Exercise brief:
Rewrite the part of the PoSH Act strategies text starting at "To address the" and ending at "within the organization.", replacing "workshops" with "webinars".

Supplied passage:

--------------------

To address the challenges of implementing the Prevention of Sexual Harassment (PoSH) Act, organizations should consider the following strategies:

  1. Prioritize Awareness and Training Programs: Ensure that employees, management, and members of the Internal Committee are well-informed about the provisions of the Act through regular workshops, seminars, and online training modules. This will help foster a culture of understanding and compliance within the organization.
  2. Customized Programs for SMEs: Develop tailored awareness and training programs for informal settings and small and medium enterprises (SMEs) to meet their specific needs and constraints. Collaborate with industry associations, government bodies, and non-governmental organizations to provide resources and support to SMEs in effectively implementing PoSH Act compliance.
  3. Address Third-Party Harassment: Advocate for legal reforms to explicitly address and penalize instances of third-party harassment under the POSH Act. Incorporate clauses in contracts with third parties such as clients and vendors, outlining expectations and consequences for non-compliance with anti-harassment policies.
  4. Establish Multiple Reporting Channels: Create various reporting channels, including anonymous options, to encourage individuals to report incidents of sexual harassment. Cultivate a supportive environment where employees feel confident that their concerns will be taken seriously and handled confidentially.
  5. Gender Neutral Training along with male and female participants should be made mandatory every quarter at any organization.
  6. Orientation Programme of each employee should include gender equality training.
  7. Most Important for Employee is to deal all cases as equality. Give chance to man to prove innocent. Declare him accused only when he is proved guilty.

--------------------

Data shown:
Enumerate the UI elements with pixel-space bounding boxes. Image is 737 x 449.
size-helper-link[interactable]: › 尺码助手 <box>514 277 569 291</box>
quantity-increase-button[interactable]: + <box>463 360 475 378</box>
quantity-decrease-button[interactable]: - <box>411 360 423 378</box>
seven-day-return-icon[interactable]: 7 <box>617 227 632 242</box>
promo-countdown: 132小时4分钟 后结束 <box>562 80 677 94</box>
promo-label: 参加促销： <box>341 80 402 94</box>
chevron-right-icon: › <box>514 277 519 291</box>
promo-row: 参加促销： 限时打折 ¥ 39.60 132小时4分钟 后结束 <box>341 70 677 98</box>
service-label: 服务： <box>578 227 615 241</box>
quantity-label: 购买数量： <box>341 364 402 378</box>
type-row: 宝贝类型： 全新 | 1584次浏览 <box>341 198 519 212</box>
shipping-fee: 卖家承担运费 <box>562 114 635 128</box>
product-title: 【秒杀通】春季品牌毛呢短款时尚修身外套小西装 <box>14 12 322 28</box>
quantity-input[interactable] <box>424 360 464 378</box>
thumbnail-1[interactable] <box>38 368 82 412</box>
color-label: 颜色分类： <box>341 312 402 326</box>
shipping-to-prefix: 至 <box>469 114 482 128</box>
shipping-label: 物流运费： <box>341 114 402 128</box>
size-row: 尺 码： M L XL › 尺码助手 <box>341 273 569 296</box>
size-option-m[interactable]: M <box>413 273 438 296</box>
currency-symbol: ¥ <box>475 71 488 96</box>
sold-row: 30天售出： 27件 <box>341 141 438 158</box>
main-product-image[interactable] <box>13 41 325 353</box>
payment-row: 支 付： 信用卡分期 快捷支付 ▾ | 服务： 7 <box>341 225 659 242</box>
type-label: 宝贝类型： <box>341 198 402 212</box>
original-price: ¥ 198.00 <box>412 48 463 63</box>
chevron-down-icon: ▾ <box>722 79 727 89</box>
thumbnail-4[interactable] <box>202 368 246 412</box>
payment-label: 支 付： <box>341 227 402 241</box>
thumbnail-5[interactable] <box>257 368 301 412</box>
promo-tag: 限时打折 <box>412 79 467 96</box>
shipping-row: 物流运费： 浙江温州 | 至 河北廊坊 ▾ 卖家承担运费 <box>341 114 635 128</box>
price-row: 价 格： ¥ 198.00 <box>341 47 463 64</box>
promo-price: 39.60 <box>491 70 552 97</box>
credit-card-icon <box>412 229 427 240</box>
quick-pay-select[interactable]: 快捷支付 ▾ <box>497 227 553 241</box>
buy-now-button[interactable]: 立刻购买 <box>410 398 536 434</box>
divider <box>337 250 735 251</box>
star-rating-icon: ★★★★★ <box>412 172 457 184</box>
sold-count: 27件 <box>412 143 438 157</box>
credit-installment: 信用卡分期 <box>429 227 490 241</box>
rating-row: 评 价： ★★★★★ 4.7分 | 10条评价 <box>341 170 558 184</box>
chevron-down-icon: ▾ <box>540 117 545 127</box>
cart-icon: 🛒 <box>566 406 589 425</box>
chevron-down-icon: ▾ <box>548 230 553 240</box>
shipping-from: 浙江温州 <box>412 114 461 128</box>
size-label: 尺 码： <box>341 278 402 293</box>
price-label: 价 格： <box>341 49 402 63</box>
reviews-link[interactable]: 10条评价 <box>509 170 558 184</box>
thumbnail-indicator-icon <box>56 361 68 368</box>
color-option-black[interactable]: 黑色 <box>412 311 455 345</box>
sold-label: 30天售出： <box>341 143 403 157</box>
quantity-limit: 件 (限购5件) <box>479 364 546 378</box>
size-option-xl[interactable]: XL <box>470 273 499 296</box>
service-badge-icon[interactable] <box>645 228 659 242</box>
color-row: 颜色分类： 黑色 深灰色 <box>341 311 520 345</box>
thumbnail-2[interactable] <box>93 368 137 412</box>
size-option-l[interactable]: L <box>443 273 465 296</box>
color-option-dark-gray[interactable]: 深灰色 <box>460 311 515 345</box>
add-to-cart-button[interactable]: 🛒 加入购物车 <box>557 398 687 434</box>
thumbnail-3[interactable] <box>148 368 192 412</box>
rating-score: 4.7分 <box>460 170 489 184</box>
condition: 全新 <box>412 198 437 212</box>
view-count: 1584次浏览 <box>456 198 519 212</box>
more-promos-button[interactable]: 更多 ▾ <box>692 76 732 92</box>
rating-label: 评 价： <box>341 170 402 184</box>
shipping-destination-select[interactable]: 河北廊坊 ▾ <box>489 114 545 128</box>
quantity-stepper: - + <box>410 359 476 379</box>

--------------------

Solution:
To address the challenges of implementing the Prevention of Sexual Harassment (PoSH) Act, organizations should consider the following strategies:

  1. Prioritize Awareness and Training Programs: Ensure that employees, management, and members of the Internal Committee are well-informed about the provisions of the Act through regular webinars, seminars, and online training modules. This will help foster a culture of understanding and compliance within the organization.